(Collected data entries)
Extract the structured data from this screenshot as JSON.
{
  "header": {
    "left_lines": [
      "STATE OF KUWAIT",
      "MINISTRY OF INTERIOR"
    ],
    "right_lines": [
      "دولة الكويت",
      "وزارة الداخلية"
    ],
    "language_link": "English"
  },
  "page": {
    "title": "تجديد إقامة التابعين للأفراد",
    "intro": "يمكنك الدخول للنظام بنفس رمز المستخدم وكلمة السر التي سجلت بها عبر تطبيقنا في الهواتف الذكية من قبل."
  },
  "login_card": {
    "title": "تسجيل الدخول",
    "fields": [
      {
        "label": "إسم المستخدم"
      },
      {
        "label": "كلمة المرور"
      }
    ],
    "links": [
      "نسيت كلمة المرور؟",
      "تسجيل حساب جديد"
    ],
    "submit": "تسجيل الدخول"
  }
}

* * *

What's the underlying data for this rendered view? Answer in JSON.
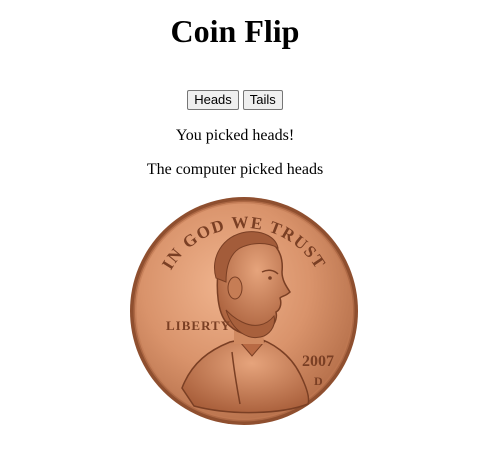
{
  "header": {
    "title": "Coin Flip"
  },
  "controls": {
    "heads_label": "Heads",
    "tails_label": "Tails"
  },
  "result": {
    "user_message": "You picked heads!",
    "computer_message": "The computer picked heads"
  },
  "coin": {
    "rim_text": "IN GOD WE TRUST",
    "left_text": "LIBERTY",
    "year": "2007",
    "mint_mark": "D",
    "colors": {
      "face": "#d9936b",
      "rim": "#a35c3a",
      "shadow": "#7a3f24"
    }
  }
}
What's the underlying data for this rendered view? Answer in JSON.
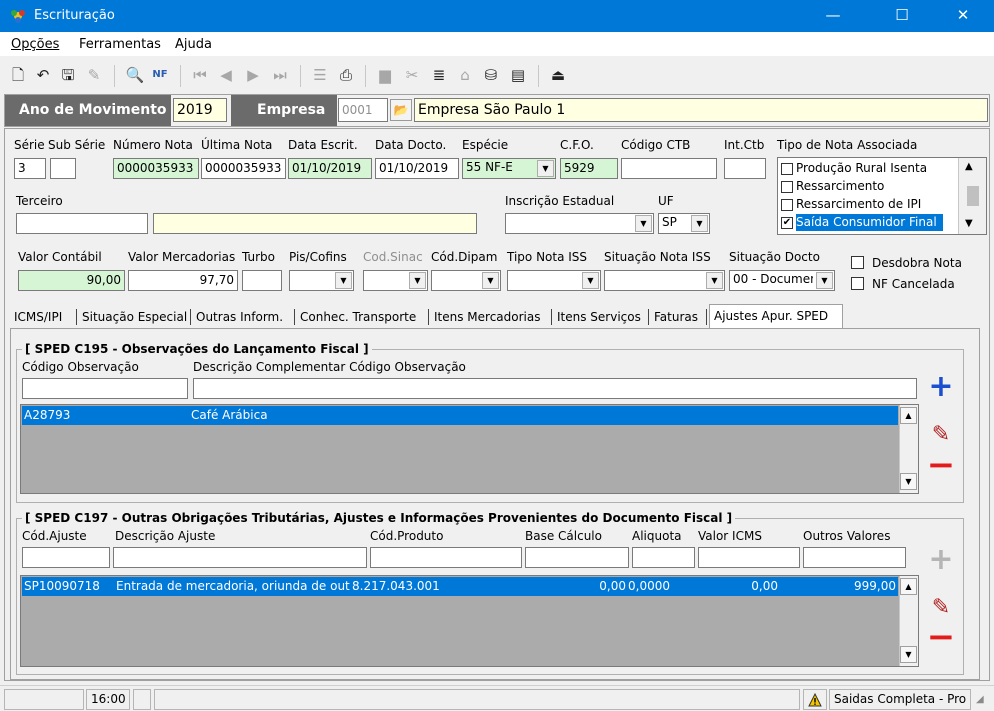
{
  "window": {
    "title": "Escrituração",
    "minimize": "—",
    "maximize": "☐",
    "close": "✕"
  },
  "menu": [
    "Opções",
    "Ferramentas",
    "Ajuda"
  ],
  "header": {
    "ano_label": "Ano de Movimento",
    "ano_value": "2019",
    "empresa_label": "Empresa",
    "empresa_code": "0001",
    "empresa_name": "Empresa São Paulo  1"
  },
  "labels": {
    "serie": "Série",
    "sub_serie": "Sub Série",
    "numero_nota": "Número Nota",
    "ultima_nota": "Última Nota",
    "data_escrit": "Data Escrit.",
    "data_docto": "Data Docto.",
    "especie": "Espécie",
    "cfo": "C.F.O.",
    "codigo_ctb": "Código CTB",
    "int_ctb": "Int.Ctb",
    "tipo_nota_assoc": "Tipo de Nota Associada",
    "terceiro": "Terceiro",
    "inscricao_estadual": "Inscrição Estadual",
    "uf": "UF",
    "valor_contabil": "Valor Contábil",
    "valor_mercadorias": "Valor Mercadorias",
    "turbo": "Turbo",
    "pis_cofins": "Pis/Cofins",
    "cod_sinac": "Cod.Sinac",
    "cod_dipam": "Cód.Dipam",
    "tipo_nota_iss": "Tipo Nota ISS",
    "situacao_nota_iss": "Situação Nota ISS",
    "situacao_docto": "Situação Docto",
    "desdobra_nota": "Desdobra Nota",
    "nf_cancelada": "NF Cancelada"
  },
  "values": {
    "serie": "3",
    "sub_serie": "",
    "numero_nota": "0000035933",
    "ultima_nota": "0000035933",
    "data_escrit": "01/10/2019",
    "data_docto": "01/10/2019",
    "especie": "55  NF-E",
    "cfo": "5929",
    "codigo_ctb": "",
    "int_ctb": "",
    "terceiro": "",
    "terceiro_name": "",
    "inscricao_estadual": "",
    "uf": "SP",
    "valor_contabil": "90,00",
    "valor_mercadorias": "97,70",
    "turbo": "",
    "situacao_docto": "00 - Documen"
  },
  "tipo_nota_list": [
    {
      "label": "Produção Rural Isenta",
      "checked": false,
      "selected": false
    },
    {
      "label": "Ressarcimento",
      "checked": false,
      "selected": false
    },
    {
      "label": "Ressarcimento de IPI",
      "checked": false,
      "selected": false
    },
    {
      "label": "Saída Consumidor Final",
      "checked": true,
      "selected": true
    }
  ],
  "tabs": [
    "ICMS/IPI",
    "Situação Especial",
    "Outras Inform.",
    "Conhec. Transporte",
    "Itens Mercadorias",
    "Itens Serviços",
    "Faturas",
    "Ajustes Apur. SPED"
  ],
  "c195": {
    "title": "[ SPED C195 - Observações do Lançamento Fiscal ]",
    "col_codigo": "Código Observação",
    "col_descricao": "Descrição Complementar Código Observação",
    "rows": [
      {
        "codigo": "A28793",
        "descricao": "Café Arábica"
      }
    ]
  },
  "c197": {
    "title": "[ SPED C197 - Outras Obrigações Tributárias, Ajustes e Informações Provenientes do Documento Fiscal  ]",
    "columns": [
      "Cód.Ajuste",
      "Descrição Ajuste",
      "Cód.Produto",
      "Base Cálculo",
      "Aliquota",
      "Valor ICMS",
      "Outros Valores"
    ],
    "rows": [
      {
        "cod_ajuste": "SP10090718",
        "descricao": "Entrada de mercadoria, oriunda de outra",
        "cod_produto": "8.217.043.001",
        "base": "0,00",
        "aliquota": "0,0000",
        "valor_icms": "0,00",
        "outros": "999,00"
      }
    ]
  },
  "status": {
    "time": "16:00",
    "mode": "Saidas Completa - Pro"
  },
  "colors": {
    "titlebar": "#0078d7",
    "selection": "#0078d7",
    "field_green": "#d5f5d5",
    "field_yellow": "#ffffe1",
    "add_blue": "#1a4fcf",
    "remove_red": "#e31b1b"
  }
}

==

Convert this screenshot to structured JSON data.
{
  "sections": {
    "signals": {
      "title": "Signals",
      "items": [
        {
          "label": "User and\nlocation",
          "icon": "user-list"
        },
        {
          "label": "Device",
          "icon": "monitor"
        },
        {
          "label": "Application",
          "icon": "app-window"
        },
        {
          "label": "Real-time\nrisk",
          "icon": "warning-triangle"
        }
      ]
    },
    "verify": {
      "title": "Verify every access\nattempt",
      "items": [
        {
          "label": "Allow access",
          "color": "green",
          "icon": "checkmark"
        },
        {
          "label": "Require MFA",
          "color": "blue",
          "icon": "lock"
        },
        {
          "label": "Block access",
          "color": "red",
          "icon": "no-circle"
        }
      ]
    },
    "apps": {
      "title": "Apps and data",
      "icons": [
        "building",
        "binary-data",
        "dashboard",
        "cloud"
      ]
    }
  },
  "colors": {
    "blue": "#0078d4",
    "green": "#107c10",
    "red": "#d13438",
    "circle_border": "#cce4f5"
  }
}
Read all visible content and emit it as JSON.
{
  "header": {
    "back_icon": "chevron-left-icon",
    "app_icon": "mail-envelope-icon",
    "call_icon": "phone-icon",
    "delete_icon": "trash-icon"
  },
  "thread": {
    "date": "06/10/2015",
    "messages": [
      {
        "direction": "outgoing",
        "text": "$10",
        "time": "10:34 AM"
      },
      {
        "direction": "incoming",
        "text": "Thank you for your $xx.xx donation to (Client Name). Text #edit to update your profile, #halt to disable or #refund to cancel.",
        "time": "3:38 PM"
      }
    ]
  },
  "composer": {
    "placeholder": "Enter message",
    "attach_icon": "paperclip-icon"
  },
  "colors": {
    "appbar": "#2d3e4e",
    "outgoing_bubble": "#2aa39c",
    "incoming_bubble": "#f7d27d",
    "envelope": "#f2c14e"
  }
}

__Short task__. Find every line of the data that holds the string "الدخول", then say how many there are and nothing else.

__Task output__. 3